◆ **Task brief**:
Each record below should appear again exactly as written.

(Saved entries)

===

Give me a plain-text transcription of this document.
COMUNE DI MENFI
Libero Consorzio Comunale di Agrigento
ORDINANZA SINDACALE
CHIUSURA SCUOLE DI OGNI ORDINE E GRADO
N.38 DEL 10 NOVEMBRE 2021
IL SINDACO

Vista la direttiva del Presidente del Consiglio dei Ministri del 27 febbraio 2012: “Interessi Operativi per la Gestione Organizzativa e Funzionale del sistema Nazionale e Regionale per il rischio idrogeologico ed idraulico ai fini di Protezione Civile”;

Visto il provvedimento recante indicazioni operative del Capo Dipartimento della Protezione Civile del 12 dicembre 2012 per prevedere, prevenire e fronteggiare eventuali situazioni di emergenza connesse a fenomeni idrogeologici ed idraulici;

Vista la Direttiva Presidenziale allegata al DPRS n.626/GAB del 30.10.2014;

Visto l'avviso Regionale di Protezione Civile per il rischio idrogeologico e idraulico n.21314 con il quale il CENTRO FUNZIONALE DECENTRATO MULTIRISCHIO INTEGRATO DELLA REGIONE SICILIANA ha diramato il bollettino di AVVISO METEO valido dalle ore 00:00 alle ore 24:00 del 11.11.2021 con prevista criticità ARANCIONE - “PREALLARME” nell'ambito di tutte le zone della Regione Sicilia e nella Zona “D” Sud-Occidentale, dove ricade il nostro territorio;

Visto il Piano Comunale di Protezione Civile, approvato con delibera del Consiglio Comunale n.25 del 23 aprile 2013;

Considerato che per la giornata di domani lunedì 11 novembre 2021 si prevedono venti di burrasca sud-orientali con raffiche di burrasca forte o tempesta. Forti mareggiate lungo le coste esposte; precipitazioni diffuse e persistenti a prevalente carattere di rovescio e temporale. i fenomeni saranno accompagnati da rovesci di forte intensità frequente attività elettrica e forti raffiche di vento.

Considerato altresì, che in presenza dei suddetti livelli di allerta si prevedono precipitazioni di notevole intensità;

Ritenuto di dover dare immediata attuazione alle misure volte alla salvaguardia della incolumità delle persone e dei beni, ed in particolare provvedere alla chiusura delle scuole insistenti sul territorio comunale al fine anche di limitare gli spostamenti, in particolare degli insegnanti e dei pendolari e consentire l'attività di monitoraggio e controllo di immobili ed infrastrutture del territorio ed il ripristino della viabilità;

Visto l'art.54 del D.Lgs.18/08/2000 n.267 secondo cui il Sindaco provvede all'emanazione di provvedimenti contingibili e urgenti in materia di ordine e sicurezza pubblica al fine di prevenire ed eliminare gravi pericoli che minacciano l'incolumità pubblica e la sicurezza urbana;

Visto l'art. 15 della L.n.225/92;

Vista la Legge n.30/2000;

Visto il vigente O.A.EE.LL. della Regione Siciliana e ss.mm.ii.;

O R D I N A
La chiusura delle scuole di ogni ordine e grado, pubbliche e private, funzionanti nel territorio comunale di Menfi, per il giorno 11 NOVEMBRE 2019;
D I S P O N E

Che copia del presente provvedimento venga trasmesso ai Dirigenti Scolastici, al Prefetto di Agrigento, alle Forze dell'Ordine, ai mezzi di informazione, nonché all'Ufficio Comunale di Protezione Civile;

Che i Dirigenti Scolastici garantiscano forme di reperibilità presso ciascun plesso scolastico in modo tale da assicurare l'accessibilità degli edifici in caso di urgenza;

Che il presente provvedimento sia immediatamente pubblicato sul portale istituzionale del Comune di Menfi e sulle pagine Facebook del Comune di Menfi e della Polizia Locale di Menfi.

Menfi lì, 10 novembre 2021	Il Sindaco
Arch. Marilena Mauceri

===

◆ **Worked answer**:
Give me a plain-text transcription of this document.
COMUNE DI MENFI
Libero Consorzio Comunale di Agrigento
ORDINANZA SINDACALE
CHIUSURA SCUOLE DI OGNI ORDINE E GRADO
N.38 DEL 10 NOVEMBRE 2021
IL SINDACO

Vista la direttiva del Presidente del Consiglio dei Ministri del 27 febbraio 2012: “Interessi Operativi per la Gestione Organizzativa e Funzionale del sistema Nazionale e Regionale per il rischio idrogeologico ed idraulico ai fini di Protezione Civile”;

Visto il provvedimento recante indicazioni operative del Capo Dipartimento della Protezione Civile del 12 dicembre 2012 per prevedere, prevenire e fronteggiare eventuali situazioni di emergenza connesse a fenomeni idrogeologici ed idraulici;

Vista la Direttiva Presidenziale allegata al DPRS n.626/GAB del 30.10.2014;

Visto l'avviso Regionale di Protezione Civile per il rischio idrogeologico e idraulico n.21314 con il quale il CENTRO FUNZIONALE DECENTRATO MULTIRISCHIO INTEGRATO DELLA REGIONE SICILIANA ha diramato il bollettino di AVVISO METEO valido dalle ore 00:00 alle ore 24:00 del 11.11.2021 con prevista criticità ARANCIONE - “PREALLARME” nell'ambito di tutte le zone della Regione Sicilia e nella Zona “D” Sud-Occidentale, dove ricade il nostro territorio;

Visto il Piano Comunale di Protezione Civile, approvato con delibera del Consiglio Comunale n.25 del 23 aprile 2013;

Considerato che per la giornata di domani lunedì 11 novembre 2021 si prevedono venti di burrasca sud-orientali con raffiche di burrasca forte o tempesta. Forti mareggiate lungo le coste esposte; precipitazioni diffuse e persistenti a prevalente carattere di rovescio e temporale. i fenomeni saranno accompagnati da rovesci di forte intensità frequente attività elettrica e forti raffiche di vento.

Considerato altresì, che in presenza dei suddetti livelli di allerta si prevedono precipitazioni di notevole intensità;

Ritenuto di dover dare immediata attuazione alle misure volte alla salvaguardia della incolumità delle persone e dei beni, ed in particolare provvedere alla chiusura delle scuole insistenti sul territorio comunale al fine anche di limitare gli spostamenti, in particolare degli insegnanti e dei pendolari e consentire l'attività di monitoraggio e controllo di immobili ed infrastrutture del territorio ed il ripristino della viabilità;

Visto l'art.54 del D.Lgs.18/08/2000 n.267 secondo cui il Sindaco provvede all'emanazione di provvedimenti contingibili e urgenti in materia di ordine e sicurezza pubblica al fine di prevenire ed eliminare gravi pericoli che minacciano l'incolumità pubblica e la sicurezza urbana;

Visto l'art. 15 della L.n.225/92;

Vista la Legge n.30/2000;

Visto il vigente O.A.EE.LL. della Regione Siciliana e ss.mm.ii.;

O R D I N A
La chiusura delle scuole di ogni ordine e grado, pubbliche e private, funzionanti nel territorio comunale di Menfi, per il giorno 11 NOVEMBRE 2019;
D I S P O N E

Che copia del presente provvedimento venga trasmesso ai Dirigenti Scolastici, al Prefetto di Agrigento, alle Forze dell'Ordine, ai mezzi di informazione, nonché all'Ufficio Comunale di Protezione Civile;

Che i Dirigenti Scolastici garantiscano forme di reperibilità presso ciascun plesso scolastico in modo tale da assicurare l'accessibilità degli edifici in caso di urgenza;

Che il presente provvedimento sia immediatamente pubblicato sul portale istituzionale del Comune di Menfi e sulle pagine Facebook del Comune di Menfi e della Polizia Locale di Menfi.

Menfi lì, 10 novembre 2021	Il Sindaco
Arch. Marilena Mauceri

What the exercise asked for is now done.